## Given instruction:
Say how many lines in the data below contain the word "Liapunov", and give no other text.

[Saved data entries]
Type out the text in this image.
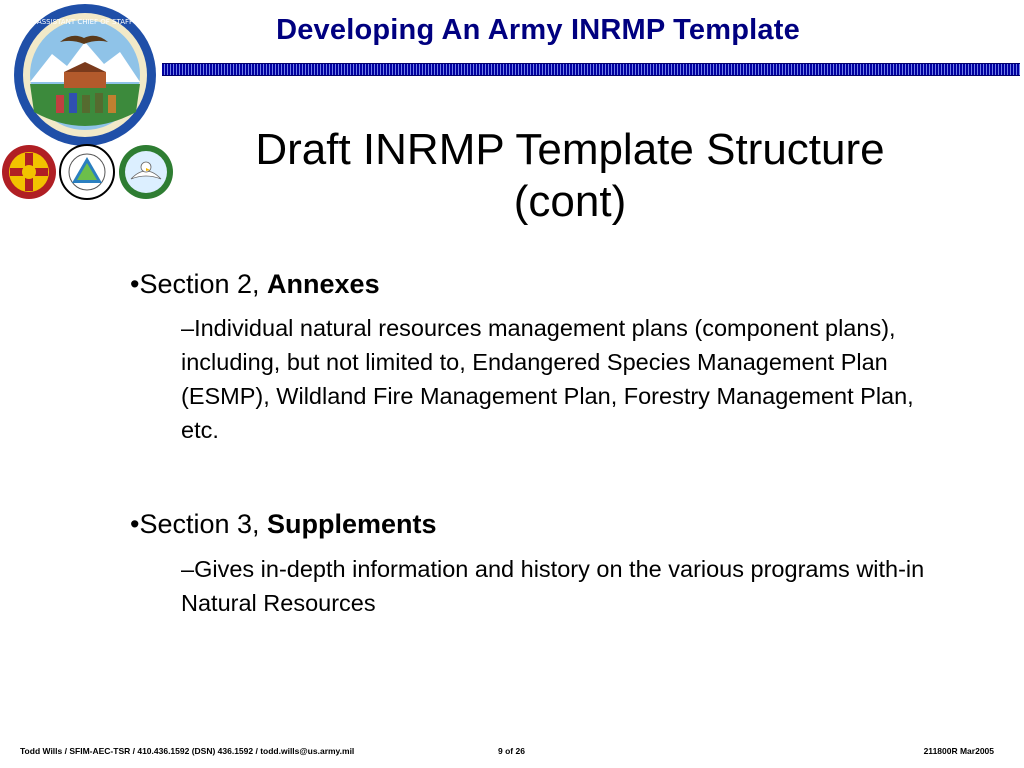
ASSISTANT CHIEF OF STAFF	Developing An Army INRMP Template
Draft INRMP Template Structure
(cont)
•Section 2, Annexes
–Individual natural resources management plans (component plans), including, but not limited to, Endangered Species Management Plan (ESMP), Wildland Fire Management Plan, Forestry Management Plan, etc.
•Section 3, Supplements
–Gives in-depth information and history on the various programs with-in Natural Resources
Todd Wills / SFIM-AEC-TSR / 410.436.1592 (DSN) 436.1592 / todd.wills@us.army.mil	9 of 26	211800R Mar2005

* * *

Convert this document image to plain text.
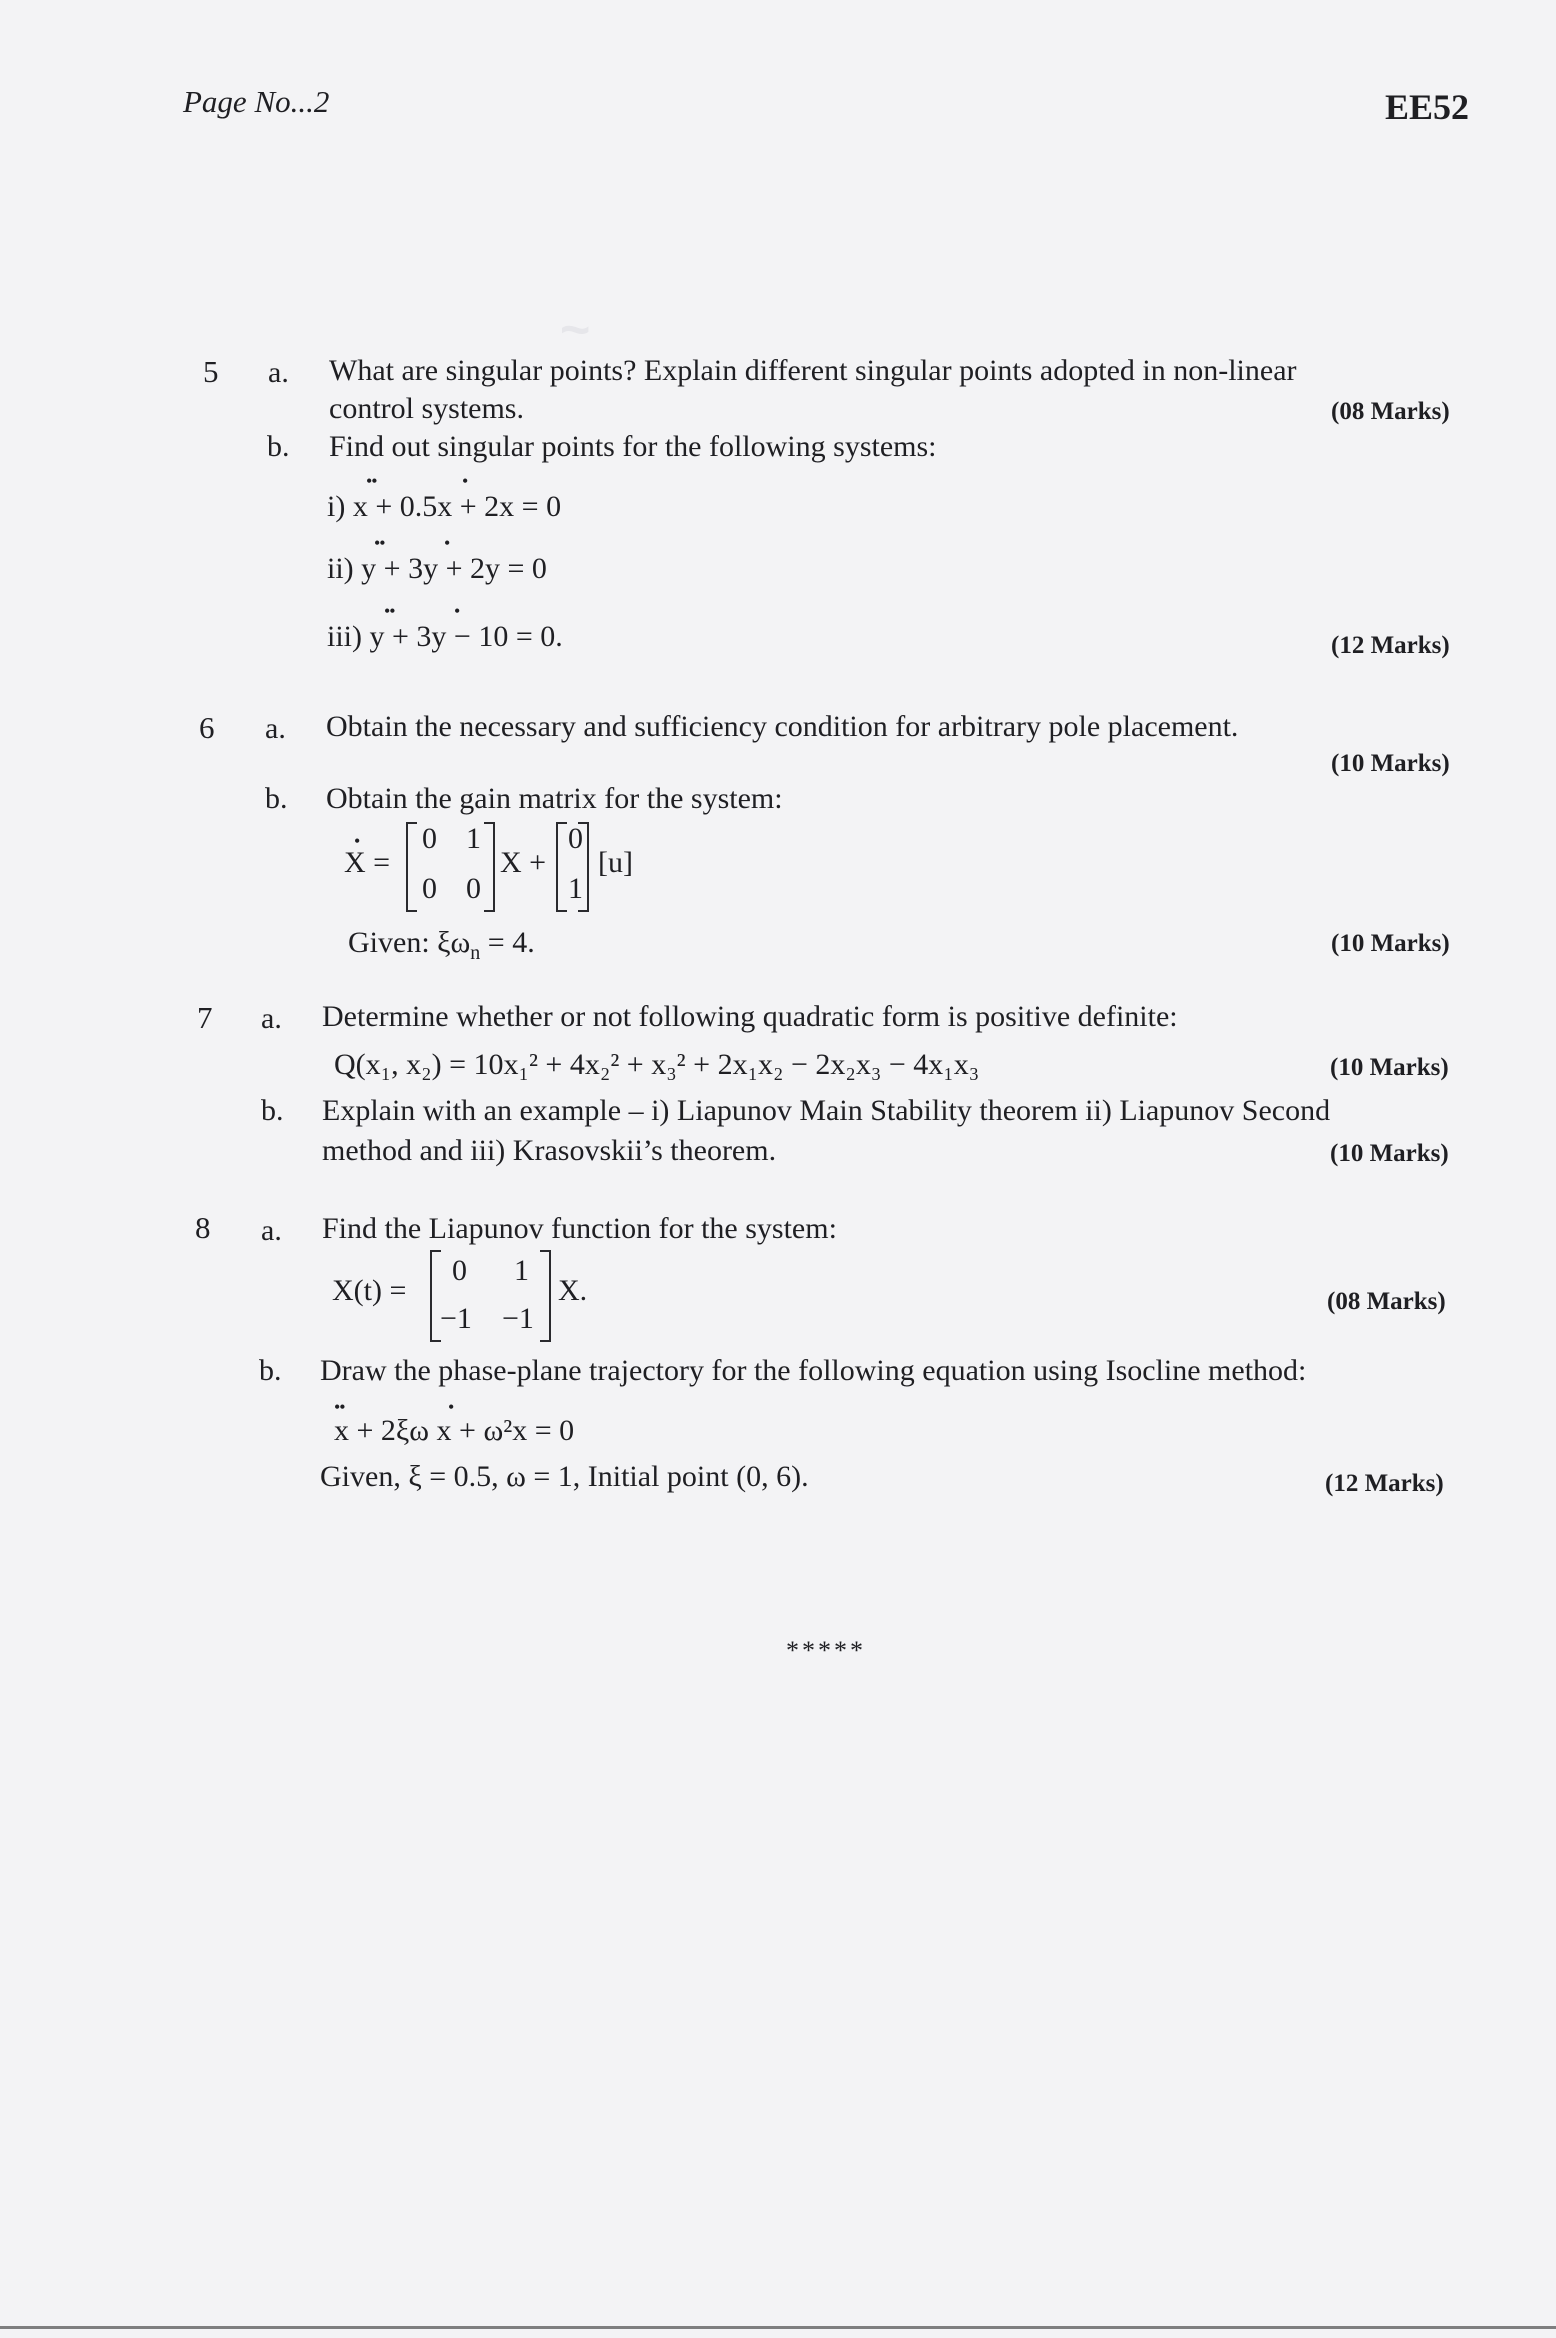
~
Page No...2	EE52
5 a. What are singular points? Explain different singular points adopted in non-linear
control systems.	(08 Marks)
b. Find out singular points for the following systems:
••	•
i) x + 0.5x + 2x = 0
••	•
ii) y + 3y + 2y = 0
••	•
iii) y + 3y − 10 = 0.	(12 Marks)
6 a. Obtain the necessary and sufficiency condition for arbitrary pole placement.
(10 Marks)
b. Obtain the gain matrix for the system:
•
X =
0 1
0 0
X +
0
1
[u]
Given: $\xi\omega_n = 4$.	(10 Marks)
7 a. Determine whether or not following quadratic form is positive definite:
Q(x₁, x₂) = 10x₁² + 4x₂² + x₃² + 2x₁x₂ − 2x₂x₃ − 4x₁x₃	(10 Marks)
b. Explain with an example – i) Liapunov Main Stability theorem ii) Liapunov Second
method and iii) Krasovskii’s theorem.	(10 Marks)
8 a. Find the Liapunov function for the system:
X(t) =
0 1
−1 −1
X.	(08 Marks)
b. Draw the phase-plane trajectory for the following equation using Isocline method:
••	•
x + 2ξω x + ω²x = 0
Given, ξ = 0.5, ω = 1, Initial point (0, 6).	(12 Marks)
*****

## Answer to the task:
2